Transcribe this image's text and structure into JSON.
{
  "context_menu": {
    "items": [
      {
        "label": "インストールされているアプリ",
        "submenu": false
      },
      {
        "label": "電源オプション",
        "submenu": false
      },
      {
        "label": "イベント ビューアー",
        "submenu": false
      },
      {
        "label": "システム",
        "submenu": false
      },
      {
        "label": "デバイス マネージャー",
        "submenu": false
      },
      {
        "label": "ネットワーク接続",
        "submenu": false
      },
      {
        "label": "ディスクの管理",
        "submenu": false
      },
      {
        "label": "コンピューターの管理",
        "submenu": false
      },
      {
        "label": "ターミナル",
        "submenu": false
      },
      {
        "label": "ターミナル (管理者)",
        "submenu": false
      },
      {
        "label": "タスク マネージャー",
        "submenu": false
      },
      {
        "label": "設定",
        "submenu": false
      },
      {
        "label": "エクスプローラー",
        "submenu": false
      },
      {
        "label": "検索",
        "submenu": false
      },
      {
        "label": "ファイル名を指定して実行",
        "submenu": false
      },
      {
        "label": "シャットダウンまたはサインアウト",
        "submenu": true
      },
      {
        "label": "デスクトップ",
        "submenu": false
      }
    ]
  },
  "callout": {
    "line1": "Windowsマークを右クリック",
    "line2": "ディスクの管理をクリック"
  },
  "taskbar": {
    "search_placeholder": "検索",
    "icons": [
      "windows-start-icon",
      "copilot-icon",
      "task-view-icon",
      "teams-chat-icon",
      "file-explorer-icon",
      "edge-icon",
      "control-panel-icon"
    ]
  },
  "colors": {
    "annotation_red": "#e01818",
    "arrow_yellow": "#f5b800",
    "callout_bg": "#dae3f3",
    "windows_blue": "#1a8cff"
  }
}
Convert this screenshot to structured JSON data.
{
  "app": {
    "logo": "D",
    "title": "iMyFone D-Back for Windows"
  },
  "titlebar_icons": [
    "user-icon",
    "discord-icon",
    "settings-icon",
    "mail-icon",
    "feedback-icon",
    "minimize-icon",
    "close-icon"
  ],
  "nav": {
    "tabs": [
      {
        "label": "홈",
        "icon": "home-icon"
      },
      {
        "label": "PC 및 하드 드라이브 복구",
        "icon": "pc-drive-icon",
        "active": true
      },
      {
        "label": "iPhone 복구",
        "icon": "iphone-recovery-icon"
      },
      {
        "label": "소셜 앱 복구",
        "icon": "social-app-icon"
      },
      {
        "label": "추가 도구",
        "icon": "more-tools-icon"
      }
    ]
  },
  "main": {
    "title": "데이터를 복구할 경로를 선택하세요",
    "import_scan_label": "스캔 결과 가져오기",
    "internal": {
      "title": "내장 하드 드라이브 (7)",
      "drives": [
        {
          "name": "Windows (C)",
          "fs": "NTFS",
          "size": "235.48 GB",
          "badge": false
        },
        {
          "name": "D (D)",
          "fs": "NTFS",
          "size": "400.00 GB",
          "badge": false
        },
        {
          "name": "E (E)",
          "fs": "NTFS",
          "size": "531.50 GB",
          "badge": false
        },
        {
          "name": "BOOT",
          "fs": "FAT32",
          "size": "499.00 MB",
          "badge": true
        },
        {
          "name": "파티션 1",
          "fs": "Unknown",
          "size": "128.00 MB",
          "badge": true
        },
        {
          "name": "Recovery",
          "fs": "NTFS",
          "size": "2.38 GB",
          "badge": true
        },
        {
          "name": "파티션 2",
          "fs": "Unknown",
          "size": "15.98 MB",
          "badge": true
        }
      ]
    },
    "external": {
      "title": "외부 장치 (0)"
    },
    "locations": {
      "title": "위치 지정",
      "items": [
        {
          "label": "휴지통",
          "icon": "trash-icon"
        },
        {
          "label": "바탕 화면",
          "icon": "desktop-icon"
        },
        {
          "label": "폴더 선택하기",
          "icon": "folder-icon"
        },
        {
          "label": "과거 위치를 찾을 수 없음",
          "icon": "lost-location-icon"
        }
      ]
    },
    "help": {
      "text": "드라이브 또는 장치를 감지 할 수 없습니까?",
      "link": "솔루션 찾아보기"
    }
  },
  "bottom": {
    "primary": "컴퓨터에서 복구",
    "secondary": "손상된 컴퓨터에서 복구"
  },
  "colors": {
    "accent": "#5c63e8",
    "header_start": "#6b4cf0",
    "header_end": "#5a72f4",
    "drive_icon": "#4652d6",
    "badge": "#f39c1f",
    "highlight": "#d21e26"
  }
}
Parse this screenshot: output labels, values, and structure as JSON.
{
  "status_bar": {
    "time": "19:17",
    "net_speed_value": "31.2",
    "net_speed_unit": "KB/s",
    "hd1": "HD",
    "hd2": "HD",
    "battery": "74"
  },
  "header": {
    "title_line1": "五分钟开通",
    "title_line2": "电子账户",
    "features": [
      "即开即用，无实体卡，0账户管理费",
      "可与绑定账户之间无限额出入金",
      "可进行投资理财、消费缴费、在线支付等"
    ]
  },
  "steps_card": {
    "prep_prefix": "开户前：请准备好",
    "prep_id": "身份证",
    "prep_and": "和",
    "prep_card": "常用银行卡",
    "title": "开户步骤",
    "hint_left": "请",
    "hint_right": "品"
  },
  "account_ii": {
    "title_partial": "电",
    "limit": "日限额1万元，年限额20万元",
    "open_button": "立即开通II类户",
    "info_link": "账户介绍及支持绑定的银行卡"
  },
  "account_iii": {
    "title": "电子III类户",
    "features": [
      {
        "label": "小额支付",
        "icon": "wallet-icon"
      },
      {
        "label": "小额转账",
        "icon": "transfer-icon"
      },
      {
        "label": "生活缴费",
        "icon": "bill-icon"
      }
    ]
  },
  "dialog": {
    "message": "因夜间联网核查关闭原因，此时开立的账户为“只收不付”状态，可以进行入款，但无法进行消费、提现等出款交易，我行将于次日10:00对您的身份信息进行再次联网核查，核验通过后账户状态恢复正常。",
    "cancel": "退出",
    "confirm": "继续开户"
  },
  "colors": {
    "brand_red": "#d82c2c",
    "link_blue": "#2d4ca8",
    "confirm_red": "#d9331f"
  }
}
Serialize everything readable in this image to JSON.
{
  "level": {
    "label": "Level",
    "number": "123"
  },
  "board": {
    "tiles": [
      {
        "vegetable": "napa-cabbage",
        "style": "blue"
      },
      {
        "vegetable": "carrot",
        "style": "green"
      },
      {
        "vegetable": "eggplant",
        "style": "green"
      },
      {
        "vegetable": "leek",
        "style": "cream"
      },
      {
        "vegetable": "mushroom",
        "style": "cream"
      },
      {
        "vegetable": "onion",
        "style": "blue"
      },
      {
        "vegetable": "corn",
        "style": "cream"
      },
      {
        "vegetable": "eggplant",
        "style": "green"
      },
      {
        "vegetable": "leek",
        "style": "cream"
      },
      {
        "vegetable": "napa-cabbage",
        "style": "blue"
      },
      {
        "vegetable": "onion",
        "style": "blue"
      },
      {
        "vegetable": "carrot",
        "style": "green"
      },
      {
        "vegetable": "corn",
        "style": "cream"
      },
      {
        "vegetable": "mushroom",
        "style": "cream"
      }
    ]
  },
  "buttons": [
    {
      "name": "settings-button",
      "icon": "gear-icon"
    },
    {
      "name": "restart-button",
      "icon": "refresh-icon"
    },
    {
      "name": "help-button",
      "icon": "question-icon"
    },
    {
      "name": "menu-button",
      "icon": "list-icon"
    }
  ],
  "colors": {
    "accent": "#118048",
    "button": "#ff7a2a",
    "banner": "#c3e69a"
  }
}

THE EXERCISE:
Pick out every line above that contains the word "screenshot" and copy it.

RESULT FOR THIS TASK:
Convert this screenshot to structured JSON data.
Parse this screenshot: output labels, values, and structure as JSON.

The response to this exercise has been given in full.